## WORK REQUIRED
Below are some records; retype all of them exactly.

--

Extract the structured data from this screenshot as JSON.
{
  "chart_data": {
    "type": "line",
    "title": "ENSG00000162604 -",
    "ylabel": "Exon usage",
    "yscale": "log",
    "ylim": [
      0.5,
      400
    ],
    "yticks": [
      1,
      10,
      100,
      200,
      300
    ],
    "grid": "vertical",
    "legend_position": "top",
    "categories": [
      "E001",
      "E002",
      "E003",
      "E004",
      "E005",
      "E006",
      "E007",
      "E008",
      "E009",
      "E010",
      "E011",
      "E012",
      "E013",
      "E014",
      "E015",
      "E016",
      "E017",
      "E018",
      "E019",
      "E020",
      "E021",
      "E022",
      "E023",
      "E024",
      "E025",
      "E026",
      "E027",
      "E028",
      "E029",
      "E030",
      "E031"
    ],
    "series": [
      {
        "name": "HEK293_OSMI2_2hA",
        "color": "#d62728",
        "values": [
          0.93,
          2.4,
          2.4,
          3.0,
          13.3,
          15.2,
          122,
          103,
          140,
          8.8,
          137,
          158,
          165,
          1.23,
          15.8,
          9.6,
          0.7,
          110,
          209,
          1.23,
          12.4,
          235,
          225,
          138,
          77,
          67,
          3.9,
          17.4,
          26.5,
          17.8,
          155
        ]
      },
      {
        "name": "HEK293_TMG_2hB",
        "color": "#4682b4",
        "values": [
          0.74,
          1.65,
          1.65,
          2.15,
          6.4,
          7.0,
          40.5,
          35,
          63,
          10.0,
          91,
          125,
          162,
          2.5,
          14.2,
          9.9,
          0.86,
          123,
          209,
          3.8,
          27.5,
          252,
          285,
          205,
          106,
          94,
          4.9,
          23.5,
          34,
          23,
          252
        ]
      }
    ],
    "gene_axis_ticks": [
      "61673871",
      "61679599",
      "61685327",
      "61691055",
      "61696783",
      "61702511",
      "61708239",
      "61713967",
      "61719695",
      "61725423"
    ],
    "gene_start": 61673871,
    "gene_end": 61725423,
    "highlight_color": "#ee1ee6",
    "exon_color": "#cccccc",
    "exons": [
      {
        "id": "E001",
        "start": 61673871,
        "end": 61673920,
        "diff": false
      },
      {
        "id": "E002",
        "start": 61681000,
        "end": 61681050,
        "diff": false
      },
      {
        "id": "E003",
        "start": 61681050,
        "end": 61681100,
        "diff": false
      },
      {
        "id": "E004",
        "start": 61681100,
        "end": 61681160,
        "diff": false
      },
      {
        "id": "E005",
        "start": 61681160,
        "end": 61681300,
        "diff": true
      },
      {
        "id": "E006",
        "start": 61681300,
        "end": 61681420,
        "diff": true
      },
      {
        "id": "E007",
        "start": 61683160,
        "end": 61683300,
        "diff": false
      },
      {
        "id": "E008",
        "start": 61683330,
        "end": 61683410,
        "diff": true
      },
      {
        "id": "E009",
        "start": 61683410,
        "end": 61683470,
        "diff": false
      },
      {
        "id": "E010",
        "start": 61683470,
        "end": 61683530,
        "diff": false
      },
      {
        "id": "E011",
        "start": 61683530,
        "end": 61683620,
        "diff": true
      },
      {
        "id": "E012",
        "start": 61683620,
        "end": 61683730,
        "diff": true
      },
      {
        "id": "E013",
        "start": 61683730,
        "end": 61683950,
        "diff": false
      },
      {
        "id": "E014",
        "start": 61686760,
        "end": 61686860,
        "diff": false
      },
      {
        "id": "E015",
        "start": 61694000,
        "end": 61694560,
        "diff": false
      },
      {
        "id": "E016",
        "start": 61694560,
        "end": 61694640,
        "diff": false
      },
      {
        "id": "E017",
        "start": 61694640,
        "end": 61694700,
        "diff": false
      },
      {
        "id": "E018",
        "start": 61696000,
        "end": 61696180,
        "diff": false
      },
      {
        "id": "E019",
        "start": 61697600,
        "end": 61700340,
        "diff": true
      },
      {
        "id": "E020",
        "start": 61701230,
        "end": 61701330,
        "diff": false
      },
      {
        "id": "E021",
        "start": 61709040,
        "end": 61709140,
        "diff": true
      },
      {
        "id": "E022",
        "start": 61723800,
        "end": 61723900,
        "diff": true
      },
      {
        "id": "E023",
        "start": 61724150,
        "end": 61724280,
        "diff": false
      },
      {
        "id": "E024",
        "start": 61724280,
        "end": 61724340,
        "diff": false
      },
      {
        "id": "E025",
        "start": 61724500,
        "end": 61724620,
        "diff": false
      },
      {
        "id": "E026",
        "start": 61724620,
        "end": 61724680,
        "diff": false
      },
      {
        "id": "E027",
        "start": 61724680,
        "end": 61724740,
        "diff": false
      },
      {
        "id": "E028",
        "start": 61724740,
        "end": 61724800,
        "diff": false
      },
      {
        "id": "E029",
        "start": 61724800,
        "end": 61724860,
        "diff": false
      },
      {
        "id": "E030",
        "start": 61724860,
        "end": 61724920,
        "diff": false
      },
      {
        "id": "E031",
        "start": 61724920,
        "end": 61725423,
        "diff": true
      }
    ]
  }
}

--

## SOLUTION TO THIS TASK
Extract the structured data from this screenshot as JSON.
{
  "chart_data": {
    "type": "line",
    "title": "ENSG00000162604 -",
    "ylabel": "Exon usage",
    "yscale": "log",
    "ylim": [
      0.5,
      400
    ],
    "yticks": [
      1,
      10,
      100,
      200,
      300
    ],
    "grid": "vertical",
    "legend_position": "top",
    "categories": [
      "E001",
      "E002",
      "E003",
      "E004",
      "E005",
      "E006",
      "E007",
      "E008",
      "E009",
      "E010",
      "E011",
      "E012",
      "E013",
      "E014",
      "E015",
      "E016",
      "E017",
      "E018",
      "E019",
      "E020",
      "E021",
      "E022",
      "E023",
      "E024",
      "E025",
      "E026",
      "E027",
      "E028",
      "E029",
      "E030",
      "E031"
    ],
    "series": [
      {
        "name": "HEK293_OSMI2_2hA",
        "color": "#d62728",
        "values": [
          0.93,
          2.4,
          2.4,
          3.0,
          13.3,
          15.2,
          122,
          103,
          140,
          8.8,
          137,
          158,
          165,
          1.23,
          15.8,
          9.6,
          0.7,
          110,
          209,
          1.23,
          12.4,
          235,
          225,
          138,
          77,
          67,
          3.9,
          17.4,
          26.5,
          17.8,
          155
        ]
      },
      {
        "name": "HEK293_TMG_2hB",
        "color": "#4682b4",
        "values": [
          0.74,
          1.65,
          1.65,
          2.15,
          6.4,
          7.0,
          40.5,
          35,
          63,
          10.0,
          91,
          125,
          162,
          2.5,
          14.2,
          9.9,
          0.86,
          123,
          209,
          3.8,
          27.5,
          252,
          285,
          205,
          106,
          94,
          4.9,
          23.5,
          34,
          23,
          252
        ]
      }
    ],
    "gene_axis_ticks": [
      "61673871",
      "61679599",
      "61685327",
      "61691055",
      "61696783",
      "61702511",
      "61708239",
      "61713967",
      "61719695",
      "61725423"
    ],
    "gene_start": 61673871,
    "gene_end": 61725423,
    "highlight_color": "#ee1ee6",
    "exon_color": "#cccccc",
    "exons": [
      {
        "id": "E001",
        "start": 61673871,
        "end": 61673920,
        "diff": false
      },
      {
        "id": "E002",
        "start": 61681000,
        "end": 61681050,
        "diff": false
      },
      {
        "id": "E003",
        "start": 61681050,
        "end": 61681100,
        "diff": false
      },
      {
        "id": "E004",
        "start": 61681100,
        "end": 61681160,
        "diff": false
      },
      {
        "id": "E005",
        "start": 61681160,
        "end": 61681300,
        "diff": true
      },
      {
        "id": "E006",
        "start": 61681300,
        "end": 61681420,
        "diff": true
      },
      {
        "id": "E007",
        "start": 61683160,
        "end": 61683300,
        "diff": false
      },
      {
        "id": "E008",
        "start": 61683330,
        "end": 61683410,
        "diff": true
      },
      {
        "id": "E009",
        "start": 61683410,
        "end": 61683470,
        "diff": false
      },
      {
        "id": "E010",
        "start": 61683470,
        "end": 61683530,
        "diff": false
      },
      {
        "id": "E011",
        "start": 61683530,
        "end": 61683620,
        "diff": true
      },
      {
        "id": "E012",
        "start": 61683620,
        "end": 61683730,
        "diff": true
      },
      {
        "id": "E013",
        "start": 61683730,
        "end": 61683950,
        "diff": false
      },
      {
        "id": "E014",
        "start": 61686760,
        "end": 61686860,
        "diff": false
      },
      {
        "id": "E015",
        "start": 61694000,
        "end": 61694560,
        "diff": false
      },
      {
        "id": "E016",
        "start": 61694560,
        "end": 61694640,
        "diff": false
      },
      {
        "id": "E017",
        "start": 61694640,
        "end": 61694700,
        "diff": false
      },
      {
        "id": "E018",
        "start": 61696000,
        "end": 61696180,
        "diff": false
      },
      {
        "id": "E019",
        "start": 61697600,
        "end": 61700340,
        "diff": true
      },
      {
        "id": "E020",
        "start": 61701230,
        "end": 61701330,
        "diff": false
      },
      {
        "id": "E021",
        "start": 61709040,
        "end": 61709140,
        "diff": true
      },
      {
        "id": "E022",
        "start": 61723800,
        "end": 61723900,
        "diff": true
      },
      {
        "id": "E023",
        "start": 61724150,
        "end": 61724280,
        "diff": false
      },
      {
        "id": "E024",
        "start": 61724280,
        "end": 61724340,
        "diff": false
      },
      {
        "id": "E025",
        "start": 61724500,
        "end": 61724620,
        "diff": false
      },
      {
        "id": "E026",
        "start": 61724620,
        "end": 61724680,
        "diff": false
      },
      {
        "id": "E027",
        "start": 61724680,
        "end": 61724740,
        "diff": false
      },
      {
        "id": "E028",
        "start": 61724740,
        "end": 61724800,
        "diff": false
      },
      {
        "id": "E029",
        "start": 61724800,
        "end": 61724860,
        "diff": false
      },
      {
        "id": "E030",
        "start": 61724860,
        "end": 61724920,
        "diff": false
      },
      {
        "id": "E031",
        "start": 61724920,
        "end": 61725423,
        "diff": true
      }
    ]
  }
}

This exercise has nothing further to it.